**Aim of the exercise:** Repeat all of the data precisely.

**Records for processing:**
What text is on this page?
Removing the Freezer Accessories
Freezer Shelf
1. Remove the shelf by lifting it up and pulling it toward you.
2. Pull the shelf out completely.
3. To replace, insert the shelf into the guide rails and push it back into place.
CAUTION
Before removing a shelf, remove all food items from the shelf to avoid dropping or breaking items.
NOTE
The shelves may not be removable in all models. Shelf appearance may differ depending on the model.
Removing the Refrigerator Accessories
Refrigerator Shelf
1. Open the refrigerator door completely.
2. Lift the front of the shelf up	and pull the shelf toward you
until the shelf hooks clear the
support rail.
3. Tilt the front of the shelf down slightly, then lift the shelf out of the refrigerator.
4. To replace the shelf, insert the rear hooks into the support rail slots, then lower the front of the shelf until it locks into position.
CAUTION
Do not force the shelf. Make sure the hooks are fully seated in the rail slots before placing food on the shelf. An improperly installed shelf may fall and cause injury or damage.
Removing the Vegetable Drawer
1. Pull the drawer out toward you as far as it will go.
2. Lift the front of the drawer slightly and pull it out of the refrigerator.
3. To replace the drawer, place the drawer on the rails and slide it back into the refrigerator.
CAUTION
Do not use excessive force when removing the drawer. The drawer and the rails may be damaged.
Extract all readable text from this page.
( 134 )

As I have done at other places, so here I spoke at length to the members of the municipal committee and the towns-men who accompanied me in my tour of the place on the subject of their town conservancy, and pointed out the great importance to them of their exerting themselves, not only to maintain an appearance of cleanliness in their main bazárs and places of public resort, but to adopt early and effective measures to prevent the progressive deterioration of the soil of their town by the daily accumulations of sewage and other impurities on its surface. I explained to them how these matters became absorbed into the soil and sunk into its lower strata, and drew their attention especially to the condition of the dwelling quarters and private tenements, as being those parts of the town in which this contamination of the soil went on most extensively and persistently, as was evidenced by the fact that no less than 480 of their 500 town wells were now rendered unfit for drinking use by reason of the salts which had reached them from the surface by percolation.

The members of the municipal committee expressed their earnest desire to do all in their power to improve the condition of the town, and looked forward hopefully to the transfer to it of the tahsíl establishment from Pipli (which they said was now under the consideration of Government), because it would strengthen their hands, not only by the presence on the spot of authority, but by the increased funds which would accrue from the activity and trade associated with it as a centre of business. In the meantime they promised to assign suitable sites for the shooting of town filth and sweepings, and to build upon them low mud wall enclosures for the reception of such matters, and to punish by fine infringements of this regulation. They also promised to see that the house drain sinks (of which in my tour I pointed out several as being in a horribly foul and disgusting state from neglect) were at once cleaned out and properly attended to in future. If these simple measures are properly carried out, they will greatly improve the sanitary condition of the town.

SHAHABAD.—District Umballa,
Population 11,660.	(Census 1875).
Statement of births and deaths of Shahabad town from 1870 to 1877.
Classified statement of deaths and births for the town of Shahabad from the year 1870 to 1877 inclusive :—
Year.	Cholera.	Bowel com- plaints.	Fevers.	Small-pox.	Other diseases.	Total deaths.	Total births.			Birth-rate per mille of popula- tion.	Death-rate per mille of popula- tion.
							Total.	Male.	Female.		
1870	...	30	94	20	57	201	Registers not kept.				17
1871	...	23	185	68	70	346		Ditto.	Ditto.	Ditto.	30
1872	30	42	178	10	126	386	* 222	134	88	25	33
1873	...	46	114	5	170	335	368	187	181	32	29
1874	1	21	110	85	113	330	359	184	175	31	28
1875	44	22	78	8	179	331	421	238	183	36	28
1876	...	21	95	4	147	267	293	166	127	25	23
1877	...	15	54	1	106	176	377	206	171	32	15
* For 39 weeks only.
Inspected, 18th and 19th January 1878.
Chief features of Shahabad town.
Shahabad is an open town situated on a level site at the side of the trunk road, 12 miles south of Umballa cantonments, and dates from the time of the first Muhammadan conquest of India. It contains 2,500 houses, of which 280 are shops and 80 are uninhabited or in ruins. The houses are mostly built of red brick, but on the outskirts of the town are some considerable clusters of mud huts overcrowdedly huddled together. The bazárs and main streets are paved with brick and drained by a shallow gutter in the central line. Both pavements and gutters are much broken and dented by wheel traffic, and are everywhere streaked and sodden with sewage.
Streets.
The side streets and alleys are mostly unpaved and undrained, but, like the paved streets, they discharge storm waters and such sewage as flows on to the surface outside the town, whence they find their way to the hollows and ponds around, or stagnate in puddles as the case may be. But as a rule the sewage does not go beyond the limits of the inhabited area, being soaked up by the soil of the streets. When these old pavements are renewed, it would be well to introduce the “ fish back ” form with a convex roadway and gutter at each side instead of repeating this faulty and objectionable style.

**Task result:**
What text is on this page?
Removing the Freezer Accessories
Freezer Shelf
1. Remove the shelf by lifting it up and pulling it toward you.
2. Pull the shelf out completely.
3. To replace, insert the shelf into the guide rails and push it back into place.
CAUTION
Before removing a shelf, remove all food items from the shelf to avoid dropping or breaking items.
NOTE
The shelves may not be removable in all models. Shelf appearance may differ depending on the model.
Removing the Refrigerator Accessories
Refrigerator Shelf
1. Open the refrigerator door completely.
2. Lift the front of the shelf up	and pull the shelf toward you
until the shelf hooks clear the
support rail.
3. Tilt the front of the shelf down slightly, then lift the shelf out of the refrigerator.
4. To replace the shelf, insert the rear hooks into the support rail slots, then lower the front of the shelf until it locks into position.
CAUTION
Do not force the shelf. Make sure the hooks are fully seated in the rail slots before placing food on the shelf. An improperly installed shelf may fall and cause injury or damage.
Removing the Vegetable Drawer
1. Pull the drawer out toward you as far as it will go.
2. Lift the front of the drawer slightly and pull it out of the refrigerator.
3. To replace the drawer, place the drawer on the rails and slide it back into the refrigerator.
CAUTION
Do not use excessive force when removing the drawer. The drawer and the rails may be damaged.
Extract all readable text from this page.
( 134 )

As I have done at other places, so here I spoke at length to the members of the municipal committee and the towns-men who accompanied me in my tour of the place on the subject of their town conservancy, and pointed out the great importance to them of their exerting themselves, not only to maintain an appearance of cleanliness in their main bazárs and places of public resort, but to adopt early and effective measures to prevent the progressive deterioration of the soil of their town by the daily accumulations of sewage and other impurities on its surface. I explained to them how these matters became absorbed into the soil and sunk into its lower strata, and drew their attention especially to the condition of the dwelling quarters and private tenements, as being those parts of the town in which this contamination of the soil went on most extensively and persistently, as was evidenced by the fact that no less than 480 of their 500 town wells were now rendered unfit for drinking use by reason of the salts which had reached them from the surface by percolation.

The members of the municipal committee expressed their earnest desire to do all in their power to improve the condition of the town, and looked forward hopefully to the transfer to it of the tahsíl establishment from Pipli (which they said was now under the consideration of Government), because it would strengthen their hands, not only by the presence on the spot of authority, but by the increased funds which would accrue from the activity and trade associated with it as a centre of business. In the meantime they promised to assign suitable sites for the shooting of town filth and sweepings, and to build upon them low mud wall enclosures for the reception of such matters, and to punish by fine infringements of this regulation. They also promised to see that the house drain sinks (of which in my tour I pointed out several as being in a horribly foul and disgusting state from neglect) were at once cleaned out and properly attended to in future. If these simple measures are properly carried out, they will greatly improve the sanitary condition of the town.

SHAHABAD.—District Umballa,
Population 11,660.	(Census 1875).
Statement of births and deaths of Shahabad town from 1870 to 1877.
Classified statement of deaths and births for the town of Shahabad from the year 1870 to 1877 inclusive :—
Year.	Cholera.	Bowel com- plaints.	Fevers.	Small-pox.	Other diseases.	Total deaths.	Total births.			Birth-rate per mille of popula- tion.	Death-rate per mille of popula- tion.
							Total.	Male.	Female.		
1870	...	30	94	20	57	201	Registers not kept.				17
1871	...	23	185	68	70	346		Ditto.	Ditto.	Ditto.	30
1872	30	42	178	10	126	386	* 222	134	88	25	33
1873	...	46	114	5	170	335	368	187	181	32	29
1874	1	21	110	85	113	330	359	184	175	31	28
1875	44	22	78	8	179	331	421	238	183	36	28
1876	...	21	95	4	147	267	293	166	127	25	23
1877	...	15	54	1	106	176	377	206	171	32	15
* For 39 weeks only.
Inspected, 18th and 19th January 1878.
Chief features of Shahabad town.
Shahabad is an open town situated on a level site at the side of the trunk road, 12 miles south of Umballa cantonments, and dates from the time of the first Muhammadan conquest of India. It contains 2,500 houses, of which 280 are shops and 80 are uninhabited or in ruins. The houses are mostly built of red brick, but on the outskirts of the town are some considerable clusters of mud huts overcrowdedly huddled together. The bazárs and main streets are paved with brick and drained by a shallow gutter in the central line. Both pavements and gutters are much broken and dented by wheel traffic, and are everywhere streaked and sodden with sewage.
Streets.
The side streets and alleys are mostly unpaved and undrained, but, like the paved streets, they discharge storm waters and such sewage as flows on to the surface outside the town, whence they find their way to the hollows and ponds around, or stagnate in puddles as the case may be. But as a rule the sewage does not go beyond the limits of the inhabited area, being soaked up by the soil of the streets. When these old pavements are renewed, it would be well to introduce the “ fish back ” form with a convex roadway and gutter at each side instead of repeating this faulty and objectionable style.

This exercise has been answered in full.